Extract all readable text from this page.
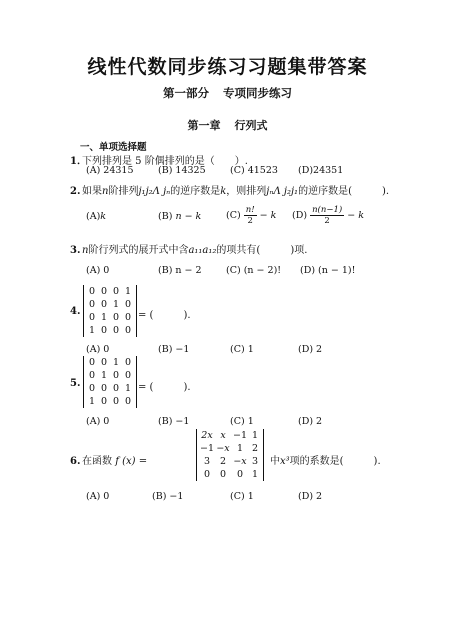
线性代数同步练习习题集带答案
第一部分 专项同步练习
第一章 行列式
一、单项选择题
1．下列排列是 5 阶偶排列的是（　　）.
(A) 24315	(B) 14325	(C) 41523 (D)24351
2. 如果n阶排列j₁j₂Λ jₙ的逆序数是k，则排列jₙΛ j₂j₁的逆序数是(　　　).
(A)k	(B) n − k	$(C) \frac{n!}{2} - k$ $(D) \frac{n(n-1)}{2} - k$
3. n阶行列式的展开式中含a₁₁a₁₂的项共有(　　　)项.
(A) 0	(B) n − 2	(C) (n − 2)! (D) (n − 1)!
4.
0 0 0 1
0 0 1 0
0 1 0 0
1 0 0 0
= (　　　).
(A) 0	(B) −1	(C) 1	(D) 2
5.
0 0 1 0
0 1 0 0
0 0 0 1
1 0 0 0
= (　　　).
(A) 0	(B) −1	(C) 1	(D) 2
6. 在函数 f (x) =
2x x −1 1
−1 −x 1 2
3	2 −x 3
0	0	0 1
中x³项的系数是(　　　).
(A) 0	(B) −1	(C) 1	(D) 2
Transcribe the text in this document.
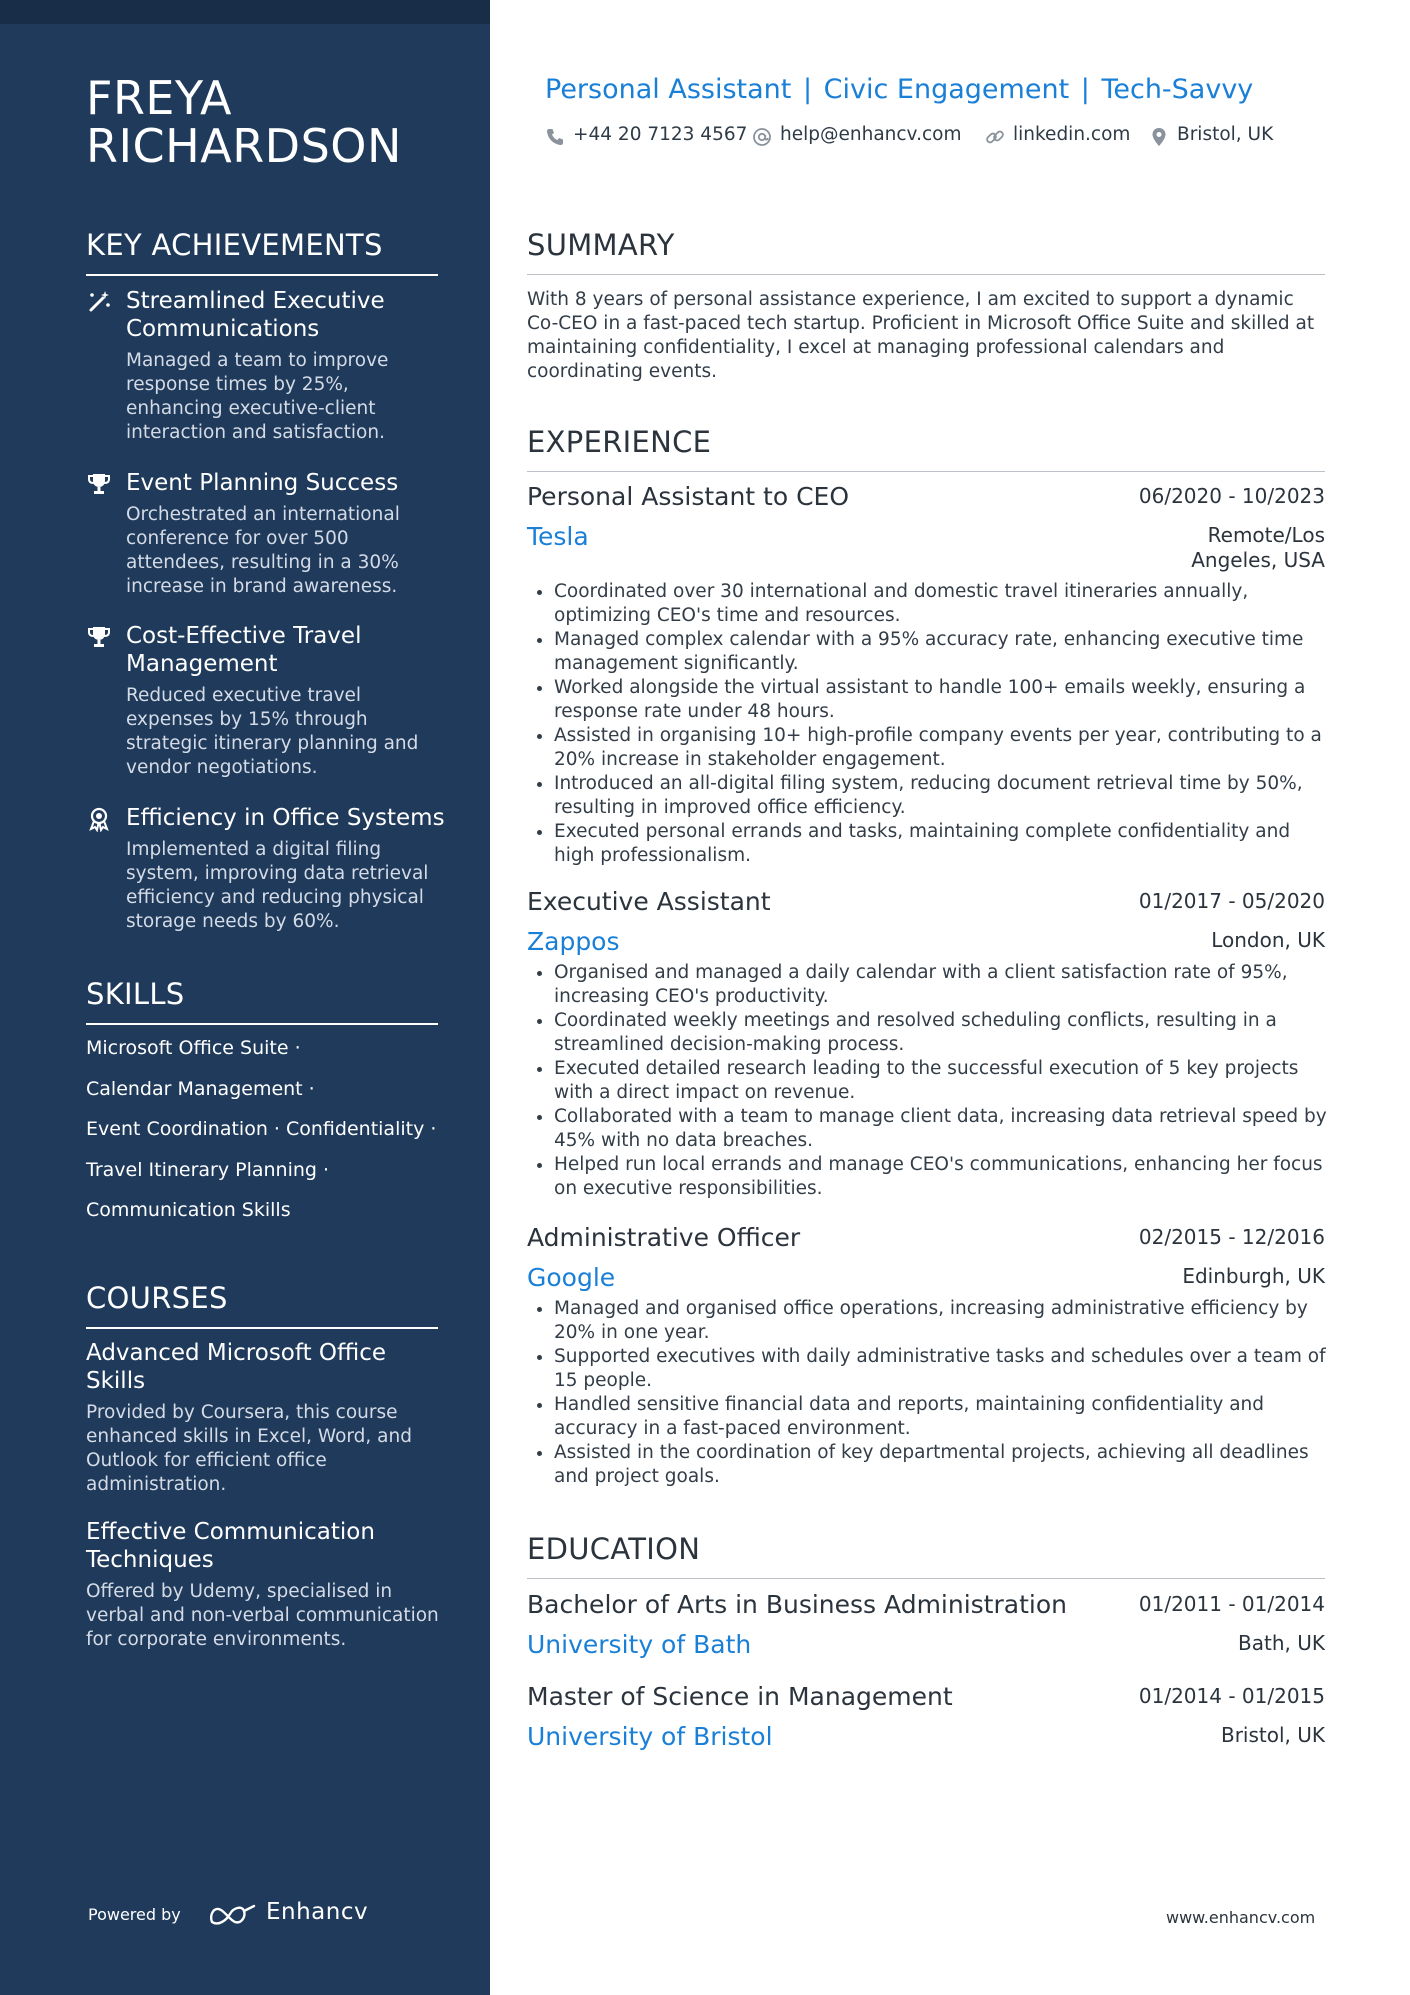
FREYA
RICHARDSON
KEY ACHIEVEMENTS
Streamlined Executive Communications
Managed a team to improve response times by 25%, enhancing executive-client interaction and satisfaction.
Event Planning Success
Orchestrated an international conference for over 500 attendees, resulting in a 30% increase in brand awareness.
Cost-Effective Travel Management
Reduced executive travel expenses by 15% through strategic itinerary planning and vendor negotiations.
Efficiency in Office Systems
Implemented a digital filing system, improving data retrieval efficiency and reducing physical storage needs by 60%.
SKILLS
Microsoft Office Suite ·
Calendar Management ·
Event Coordination · Confidentiality ·
Travel Itinerary Planning ·
Communication Skills
COURSES
Advanced Microsoft Office Skills
Provided by Coursera, this course enhanced skills in Excel, Word, and Outlook for efficient office administration.
Effective Communication Techniques
Offered by Udemy, specialised in verbal and non-verbal communication for corporate environments.
Powered by	Enhancv
Personal Assistant | Civic Engagement | Tech-Savvy
+44 20 7123 4567	help@enhancv.com	linkedin.com	Bristol, UK
SUMMARY
With 8 years of personal assistance experience, I am excited to support a dynamic Co-CEO in a fast-paced tech startup. Proficient in Microsoft Office Suite and skilled at maintaining confidentiality, I excel at managing professional calendars and coordinating events.
EXPERIENCE
Personal Assistant to CEO	06/2020 - 10/2023
Tesla	Remote/Los
Angeles, USA
• Coordinated over 30 international and domestic travel itineraries annually, optimizing CEO's time and resources.
• Managed complex calendar with a 95% accuracy rate, enhancing executive time management significantly.
• Worked alongside the virtual assistant to handle 100+ emails weekly, ensuring a response rate under 48 hours.
• Assisted in organising 10+ high-profile company events per year, contributing to a 20% increase in stakeholder engagement.
• Introduced an all-digital filing system, reducing document retrieval time by 50%, resulting in improved office efficiency.
• Executed personal errands and tasks, maintaining complete confidentiality and high professionalism.
Executive Assistant	01/2017 - 05/2020
Zappos	London, UK
• Organised and managed a daily calendar with a client satisfaction rate of 95%, increasing CEO's productivity.
• Coordinated weekly meetings and resolved scheduling conflicts, resulting in a streamlined decision-making process.
• Executed detailed research leading to the successful execution of 5 key projects with a direct impact on revenue.
• Collaborated with a team to manage client data, increasing data retrieval speed by 45% with no data breaches.
• Helped run local errands and manage CEO's communications, enhancing her focus on executive responsibilities.
Administrative Officer	02/2015 - 12/2016
Google	Edinburgh, UK
• Managed and organised office operations, increasing administrative efficiency by 20% in one year.
• Supported executives with daily administrative tasks and schedules over a team of 15 people.
• Handled sensitive financial data and reports, maintaining confidentiality and accuracy in a fast-paced environment.
• Assisted in the coordination of key departmental projects, achieving all deadlines and project goals.
EDUCATION
Bachelor of Arts in Business Administration	01/2011 - 01/2014
University of Bath	Bath, UK
Master of Science in Management	01/2014 - 01/2015
University of Bristol	Bristol, UK
www.enhancv.com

=====

What you need to do |
Transcribe all of the entries word for word, but skip any pictures they contain.

Exercise output |
Extract all readable text from this page.
线性代数同步练习习题集带答案
第一部分 专项同步练习
第一章 行列式
一、单项选择题
1．下列排列是 5 阶偶排列的是（　　）.
(A) 24315	(B) 14325	(C) 41523 (D)24351
2. 如果n阶排列j₁j₂Λ jₙ的逆序数是k，则排列jₙΛ j₂j₁的逆序数是(　　　).
(A)k	(B) n − k	$(C) \frac{n!}{2} - k$ $(D) \frac{n(n-1)}{2} - k$
3. n阶行列式的展开式中含a₁₁a₁₂的项共有(　　　)项.
(A) 0	(B) n − 2	(C) (n − 2)! (D) (n − 1)!
4.
0 0 0 1
0 0 1 0
0 1 0 0
1 0 0 0
= (　　　).
(A) 0	(B) −1	(C) 1	(D) 2
5.
0 0 1 0
0 1 0 0
0 0 0 1
1 0 0 0
= (　　　).
(A) 0	(B) −1	(C) 1	(D) 2
6. 在函数 f (x) =
2x x −1 1
−1 −x 1 2
3	2 −x 3
0	0	0 1
中x³项的系数是(　　　).
(A) 0	(B) −1	(C) 1	(D) 2
Transcribe the text in this document.
FREYA
RICHARDSON
KEY ACHIEVEMENTS
Streamlined Executive Communications
Managed a team to improve response times by 25%, enhancing executive-client interaction and satisfaction.
Event Planning Success
Orchestrated an international conference for over 500 attendees, resulting in a 30% increase in brand awareness.
Cost-Effective Travel Management
Reduced executive travel expenses by 15% through strategic itinerary planning and vendor negotiations.
Efficiency in Office Systems
Implemented a digital filing system, improving data retrieval efficiency and reducing physical storage needs by 60%.
SKILLS
Microsoft Office Suite ·
Calendar Management ·
Event Coordination · Confidentiality ·
Travel Itinerary Planning ·
Communication Skills
COURSES
Advanced Microsoft Office Skills
Provided by Coursera, this course enhanced skills in Excel, Word, and Outlook for efficient office administration.
Effective Communication Techniques
Offered by Udemy, specialised in verbal and non-verbal communication for corporate environments.
Powered by	Enhancv
Personal Assistant | Civic Engagement | Tech-Savvy
+44 20 7123 4567	help@enhancv.com	linkedin.com	Bristol, UK
SUMMARY
With 8 years of personal assistance experience, I am excited to support a dynamic Co-CEO in a fast-paced tech startup. Proficient in Microsoft Office Suite and skilled at maintaining confidentiality, I excel at managing professional calendars and coordinating events.
EXPERIENCE
Personal Assistant to CEO	06/2020 - 10/2023
Tesla	Remote/Los
Angeles, USA
• Coordinated over 30 international and domestic travel itineraries annually, optimizing CEO's time and resources.
• Managed complex calendar with a 95% accuracy rate, enhancing executive time management significantly.
• Worked alongside the virtual assistant to handle 100+ emails weekly, ensuring a response rate under 48 hours.
• Assisted in organising 10+ high-profile company events per year, contributing to a 20% increase in stakeholder engagement.
• Introduced an all-digital filing system, reducing document retrieval time by 50%, resulting in improved office efficiency.
• Executed personal errands and tasks, maintaining complete confidentiality and high professionalism.
Executive Assistant	01/2017 - 05/2020
Zappos	London, UK
• Organised and managed a daily calendar with a client satisfaction rate of 95%, increasing CEO's productivity.
• Coordinated weekly meetings and resolved scheduling conflicts, resulting in a streamlined decision-making process.
• Executed detailed research leading to the successful execution of 5 key projects with a direct impact on revenue.
• Collaborated with a team to manage client data, increasing data retrieval speed by 45% with no data breaches.
• Helped run local errands and manage CEO's communications, enhancing her focus on executive responsibilities.
Administrative Officer	02/2015 - 12/2016
Google	Edinburgh, UK
• Managed and organised office operations, increasing administrative efficiency by 20% in one year.
• Supported executives with daily administrative tasks and schedules over a team of 15 people.
• Handled sensitive financial data and reports, maintaining confidentiality and accuracy in a fast-paced environment.
• Assisted in the coordination of key departmental projects, achieving all deadlines and project goals.
EDUCATION
Bachelor of Arts in Business Administration	01/2011 - 01/2014
University of Bath	Bath, UK
Master of Science in Management	01/2014 - 01/2015
University of Bristol	Bristol, UK
www.enhancv.com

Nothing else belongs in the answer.